#### Recorded information ####

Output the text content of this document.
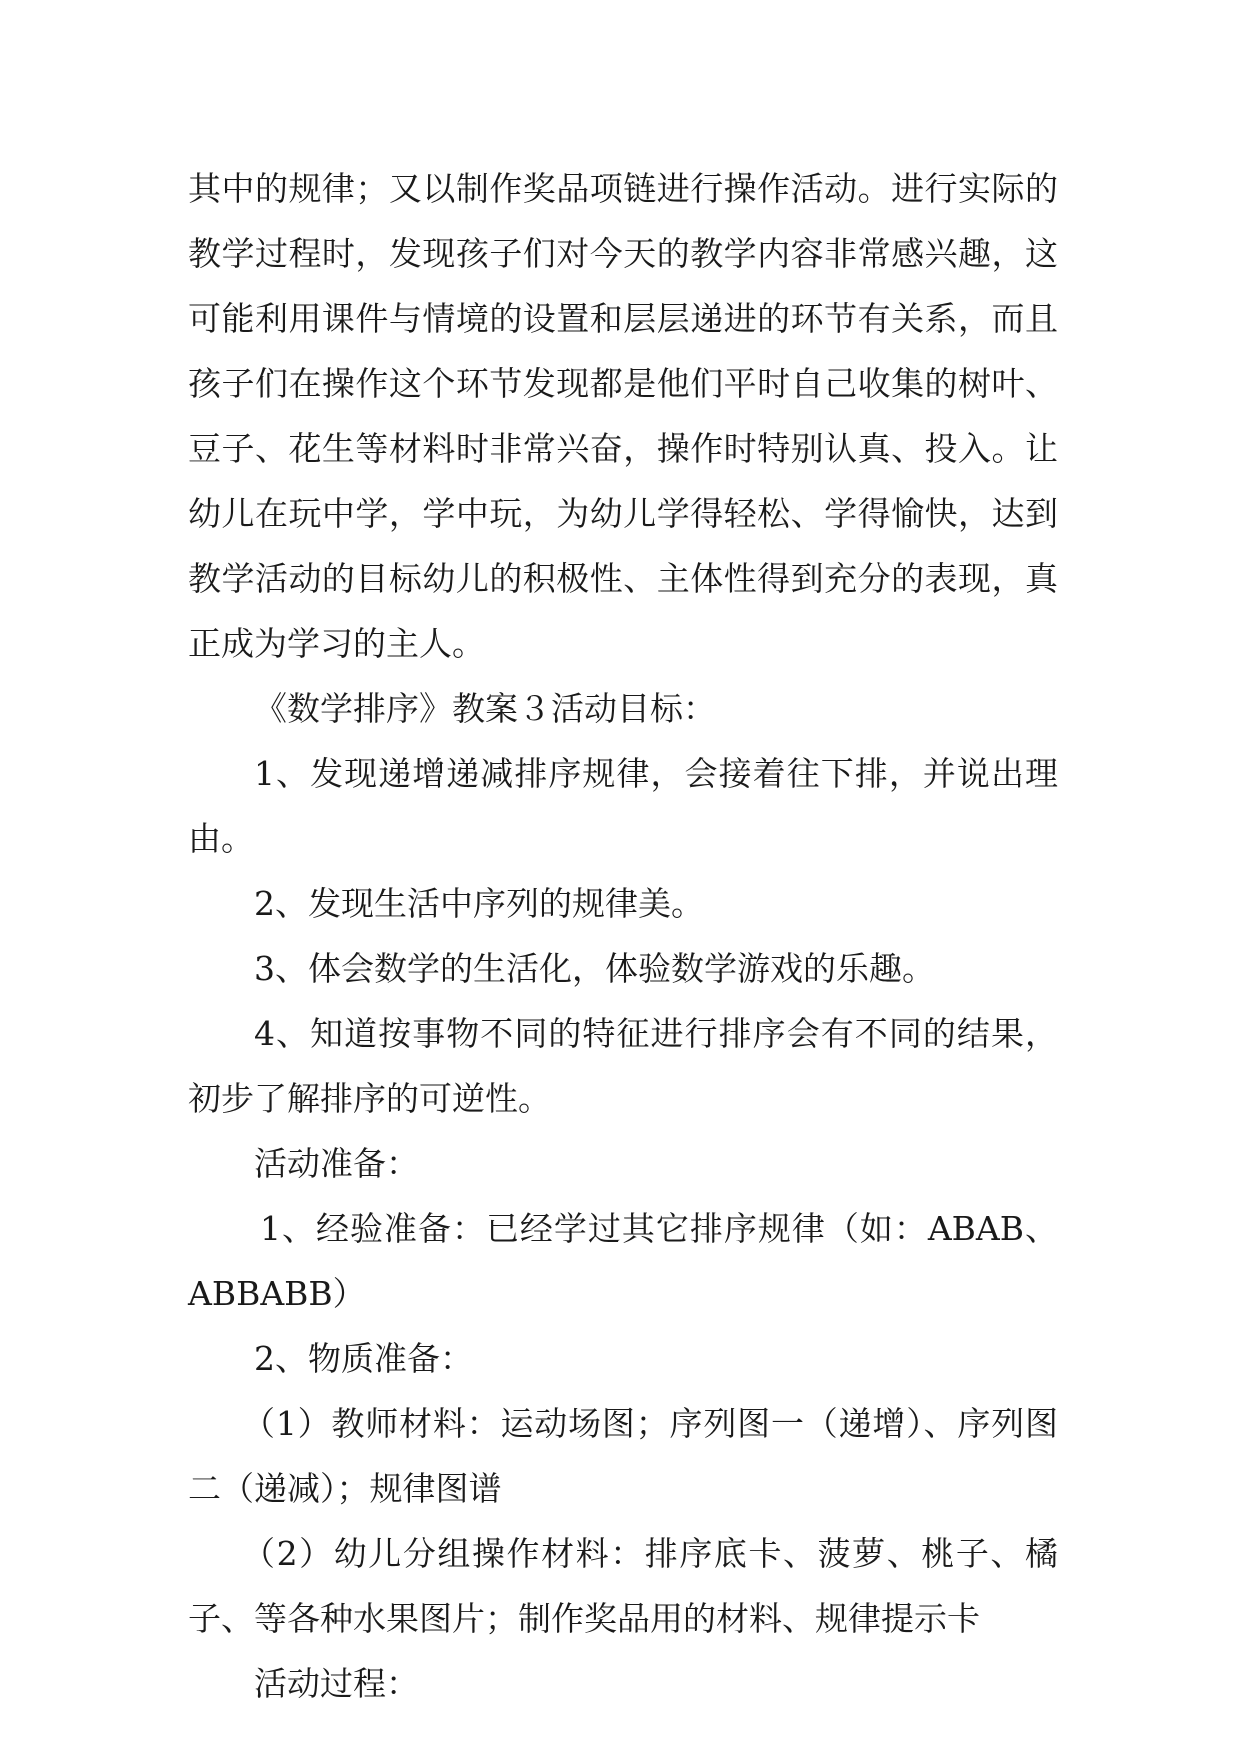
其中的规律；又以制作奖品项链进行操作活动。进行实际的教学过程时，发现孩子们对今天的教学内容非常感兴趣，这可能利用课件与情境的设置和层层递进的环节有关系，而且孩子们在操作这个环节发现都是他们平时自己收集的树叶、豆子、花生等材料时非常兴奋，操作时特别认真、投入。让幼儿在玩中学，学中玩，为幼儿学得轻松、学得愉快，达到教学活动的目标幼儿的积极性、主体性得到充分的表现，真正成为学习的主人。

《数学排序》教案３活动目标：

1、发现递增递减排序规律，会接着往下排，并说出理由。

2、发现生活中序列的规律美。

3、体会数学的生活化，体验数学游戏的乐趣。

4、知道按事物不同的特征进行排序会有不同的结果，初步了解排序的可逆性。

活动准备：

1、经验准备：已经学过其它排序规律（如：ABAB、ABBABB）

2、物质准备：

（1）教师材料：运动场图；序列图一（递增）、序列图二（递减）；规律图谱

（2）幼儿分组操作材料：排序底卡、菠萝、桃子、橘子、等各种水果图片；制作奖品用的材料、规律提示卡

活动过程：
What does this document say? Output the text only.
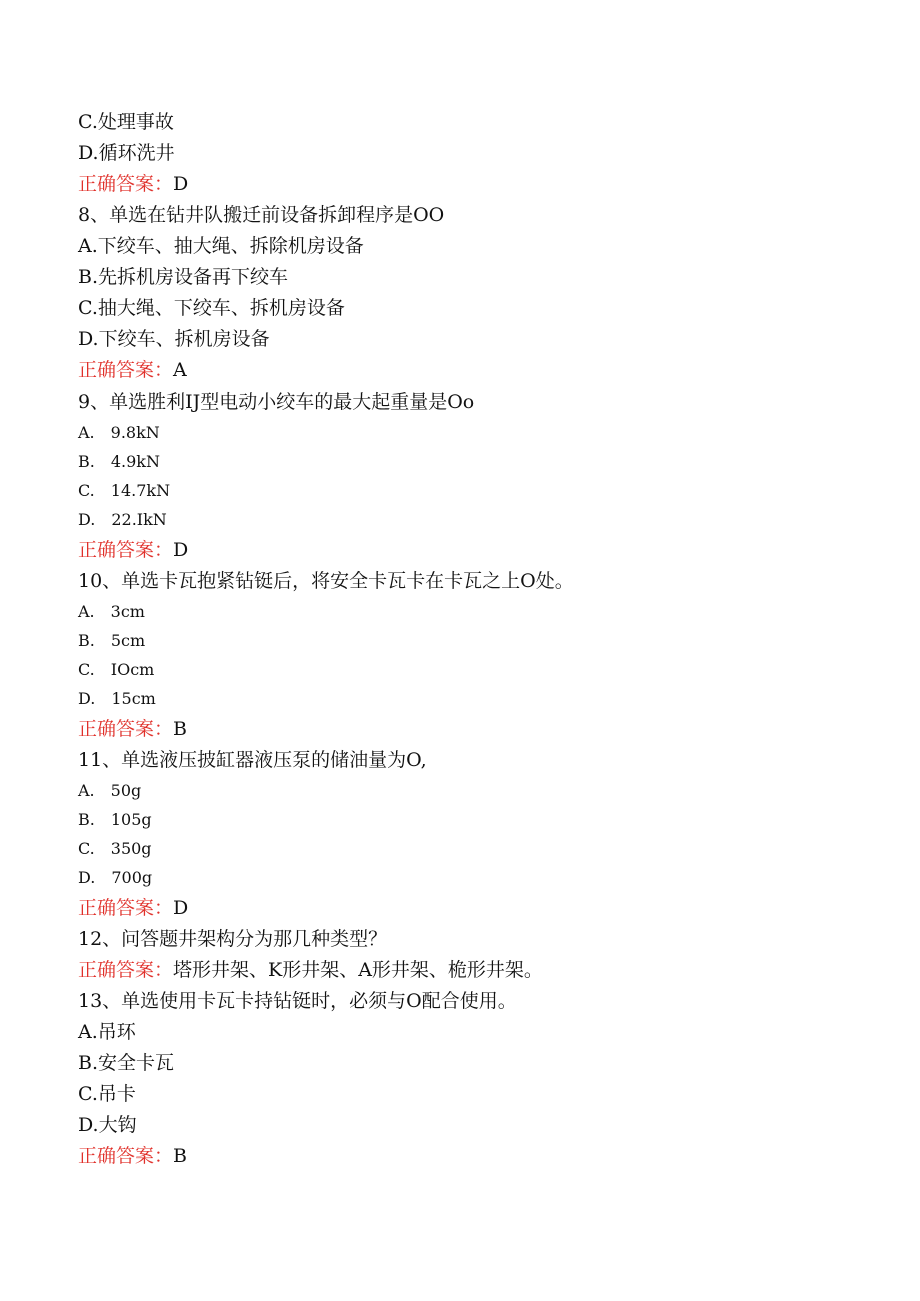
C.处理事故
D.循环洗井
正确答案：D
8、单选在钻井队搬迁前设备拆卸程序是OO
A.下绞车、抽大绳、拆除机房设备
B.先拆机房设备再下绞车
C.抽大绳、下绞车、拆机房设备
D.下绞车、拆机房设备
正确答案：A
9、单选胜利IJ型电动小绞车的最大起重量是Oo
A.　9.8kN
B.　4.9kN
C.　14.7kN
D.　22.IkN
正确答案：D
10、单选卡瓦抱紧钻铤后，将安全卡瓦卡在卡瓦之上O处。
A.　3cm
B.　5cm
C.　IOcm
D.　15cm
正确答案：B
11、单选液压披缸器液压泵的储油量为O,
A.　50g
B.　105g
C.　350g
D.　700g
正确答案：D
12、问答题井架构分为那几种类型？
正确答案：塔形井架、K形井架、A形井架、桅形井架。
13、单选使用卡瓦卡持钻铤时，必须与O配合使用。
A.吊环
B.安全卡瓦
C.吊卡
D.大钩
正确答案：B
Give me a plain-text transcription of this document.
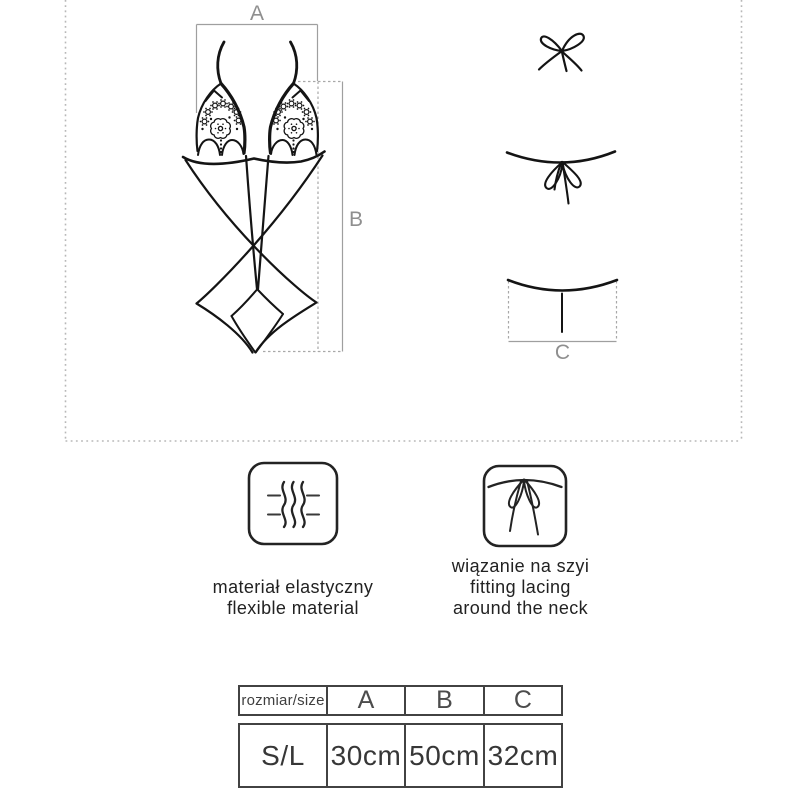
A
B
C
materiał elastyczny
flexible material
wiązanie na szyi
fitting lacing
around the neck
rozmiar/size	A	B	C
S/L 30cm 50cm 32cm
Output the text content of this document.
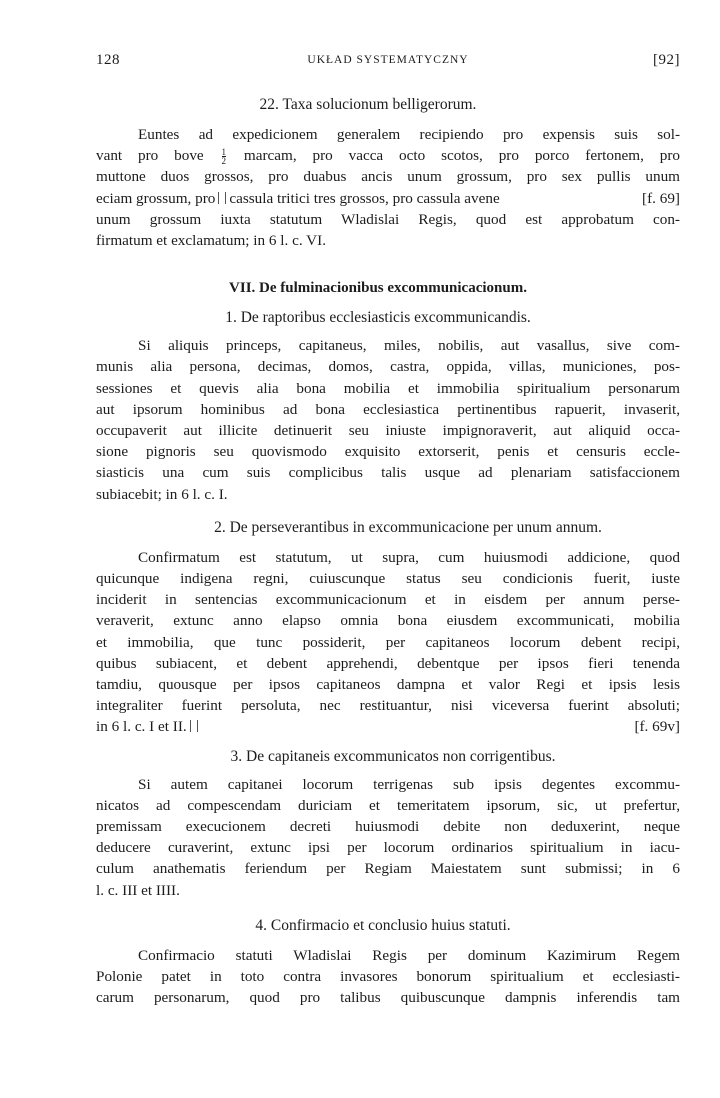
128	UKŁAD SYSTEMATYCZNY	[92]
22. Taxa solucionum belligerorum.
Euntes ad expedicionem generalem recipiendo pro expensis suis sol-
vant pro bove $\frac{1}{2}$ marcam, pro vacca octo scotos, pro porco fertonem, pro
muttone duos grossos, pro duabus ancis unum grossum, pro sex pullis unum
eciam grossum, pro cassula tritici tres grossos, pro cassula avene	[f. 69]
unum grossum iuxta statutum Wladislai Regis, quod est approbatum con-
firmatum et exclamatum; in 6 l. c. VI.
VII. De fulminacionibus excommunicacionum.
1. De raptoribus ecclesiasticis excommunicandis.
Si aliquis princeps, capitaneus, miles, nobilis, aut vasallus, sive com-
munis alia persona, decimas, domos, castra, oppida, villas, municiones, pos-
sessiones et quevis alia bona mobilia et immobilia spiritualium personarum
aut ipsorum hominibus ad bona ecclesiastica pertinentibus rapuerit, invaserit,
occupaverit aut illicite detinuerit seu iniuste impignoraverit, aut aliquid occa-
sione pignoris seu quovismodo exquisito extorserit, penis et censuris eccle-
siasticis una cum suis complicibus talis usque ad plenariam satisfaccionem
subiacebit; in 6 l. c. I.
2. De perseverantibus in excommunicacione per unum annum.
Confirmatum est statutum, ut supra, cum huiusmodi addicione, quod
quicunque indigena regni, cuiuscunque status seu condicionis fuerit, iuste
inciderit in sentencias excommunicacionum et in eisdem per annum perse-
veraverit, extunc anno elapso omnia bona eiusdem excommunicati, mobilia
et immobilia, que tunc possiderit, per capitaneos locorum debent recipi,
quibus subiacent, et debent apprehendi, debentque per ipsos fieri tenenda
tamdiu, quousque per ipsos capitaneos dampna et valor Regi et ipsis lesis
integraliter fuerint persoluta, nec restituantur, nisi viceversa fuerint absoluti;
in 6 l. c. I et II.	[f. 69v]
3. De capitaneis excommunicatos non corrigentibus.
Si autem capitanei locorum terrigenas sub ipsis degentes excommu-
nicatos ad compescendam duriciam et temeritatem ipsorum, sic, ut prefertur,
premissam execucionem decreti huiusmodi debite non deduxerint, neque
deducere curaverint, extunc ipsi per locorum ordinarios spiritualium in iacu-
culum anathematis feriendum per Regiam Maiestatem sunt submissi; in 6
l. c. III et IIII.
4. Confirmacio et conclusio huius statuti.
Confirmacio statuti Wladislai Regis per dominum Kazimirum Regem
Polonie patet in toto contra invasores bonorum spiritualium et ecclesiasti-
carum personarum, quod pro talibus quibuscunque dampnis inferendis tam
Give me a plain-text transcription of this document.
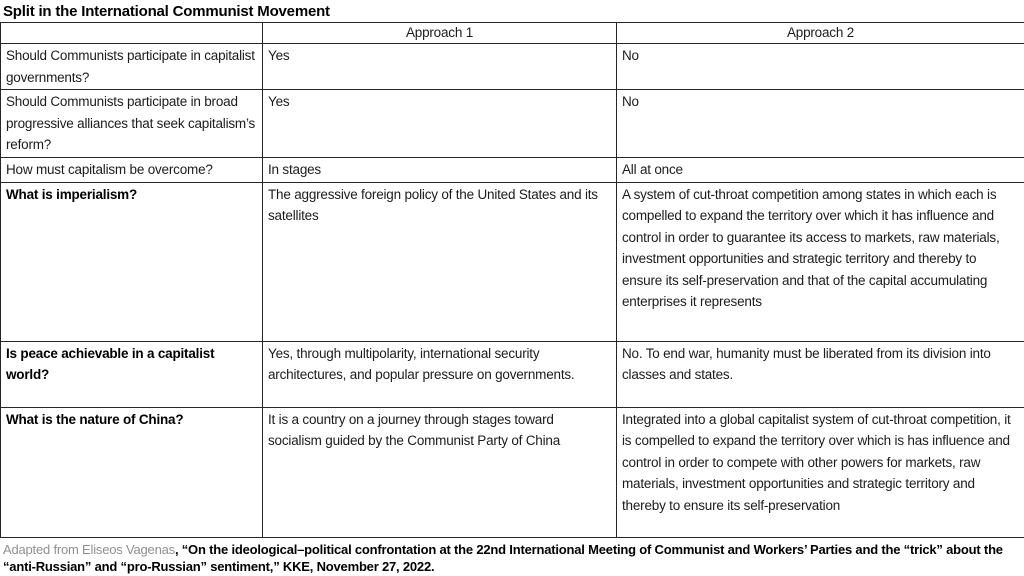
Split in the International Communist Movement
	Approach 1	Approach 2
Should Communists participate in capitalist governments?	Yes	No
Should Communists participate in broad progressive alliances that seek capitalism’s reform?	Yes	No
How must capitalism be overcome?	In stages	All at once
What is imperialism?	The aggressive foreign policy of the United States and its satellites	A system of cut-throat competition among states in which each is compelled to expand the territory over which it has influence and control in order to guarantee its access to markets, raw materials, investment opportunities and strategic territory and thereby to ensure its self-preservation and that of the capital accumulating enterprises it represents
Is peace achievable in a capitalist world?	Yes, through multipolarity, international security architectures, and popular pressure on governments.	No. To end war, humanity must be liberated from its division into classes and states.
What is the nature of China?	It is a country on a journey through stages toward socialism guided by the Communist Party of China	Integrated into a global capitalist system of cut-throat competition, it is compelled to expand the territory over which is has influence and control in order to compete with other powers for markets, raw materials, investment opportunities and strategic territory and thereby to ensure its self-preservation
Adapted from Eliseos Vagenas, “On the ideological–political confrontation at the 22nd International Meeting of Communist and Workers’ Parties and the “trick” about the “anti-Russian” and “pro-Russian” sentiment,” KKE, November 27, 2022.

####

Output a single number: how many lines contain the word "alia".

2